[Structured figure records]
________________________________________
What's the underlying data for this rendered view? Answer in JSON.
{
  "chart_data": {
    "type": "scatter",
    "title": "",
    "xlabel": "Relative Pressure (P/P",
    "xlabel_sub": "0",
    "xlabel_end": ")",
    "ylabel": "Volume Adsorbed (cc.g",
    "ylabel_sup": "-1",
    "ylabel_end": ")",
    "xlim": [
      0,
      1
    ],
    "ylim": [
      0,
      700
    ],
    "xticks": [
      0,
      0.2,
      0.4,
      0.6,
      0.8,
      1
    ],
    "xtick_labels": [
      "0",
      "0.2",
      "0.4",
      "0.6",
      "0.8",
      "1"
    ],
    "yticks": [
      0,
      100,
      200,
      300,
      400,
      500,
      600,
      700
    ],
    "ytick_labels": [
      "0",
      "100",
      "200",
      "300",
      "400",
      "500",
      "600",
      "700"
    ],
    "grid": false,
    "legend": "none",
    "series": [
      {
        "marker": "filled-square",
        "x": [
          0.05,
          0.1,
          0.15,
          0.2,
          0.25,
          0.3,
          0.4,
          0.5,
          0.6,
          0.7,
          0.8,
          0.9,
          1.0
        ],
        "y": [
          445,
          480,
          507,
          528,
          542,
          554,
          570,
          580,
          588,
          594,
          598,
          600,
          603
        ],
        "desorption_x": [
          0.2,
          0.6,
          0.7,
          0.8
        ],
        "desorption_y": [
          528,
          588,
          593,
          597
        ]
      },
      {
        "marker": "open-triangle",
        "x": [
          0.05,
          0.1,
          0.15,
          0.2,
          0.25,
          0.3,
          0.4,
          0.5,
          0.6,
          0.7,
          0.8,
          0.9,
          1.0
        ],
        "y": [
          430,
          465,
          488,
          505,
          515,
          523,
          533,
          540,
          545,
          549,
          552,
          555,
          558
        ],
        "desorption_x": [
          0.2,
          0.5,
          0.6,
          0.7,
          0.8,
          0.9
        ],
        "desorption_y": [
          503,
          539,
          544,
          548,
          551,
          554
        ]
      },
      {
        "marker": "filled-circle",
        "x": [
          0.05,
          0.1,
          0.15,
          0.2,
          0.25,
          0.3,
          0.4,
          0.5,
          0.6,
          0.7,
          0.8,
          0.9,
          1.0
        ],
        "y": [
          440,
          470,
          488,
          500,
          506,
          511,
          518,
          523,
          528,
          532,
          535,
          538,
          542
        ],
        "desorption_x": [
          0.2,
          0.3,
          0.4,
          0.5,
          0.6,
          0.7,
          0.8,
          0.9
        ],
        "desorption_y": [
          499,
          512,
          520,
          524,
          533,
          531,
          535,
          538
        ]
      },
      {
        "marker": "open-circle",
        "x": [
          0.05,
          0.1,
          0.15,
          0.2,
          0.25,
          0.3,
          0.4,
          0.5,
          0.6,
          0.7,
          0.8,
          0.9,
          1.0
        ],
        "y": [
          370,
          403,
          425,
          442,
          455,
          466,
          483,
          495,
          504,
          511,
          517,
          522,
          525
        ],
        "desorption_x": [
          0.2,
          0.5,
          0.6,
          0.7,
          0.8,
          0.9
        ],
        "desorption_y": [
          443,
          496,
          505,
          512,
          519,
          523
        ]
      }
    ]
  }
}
________________________________________
### Task goal
In the lines above, locate the string "open". Copy every line where it occurs.

### Final result
        "marker": "open-triangle",
        "marker": "open-circle",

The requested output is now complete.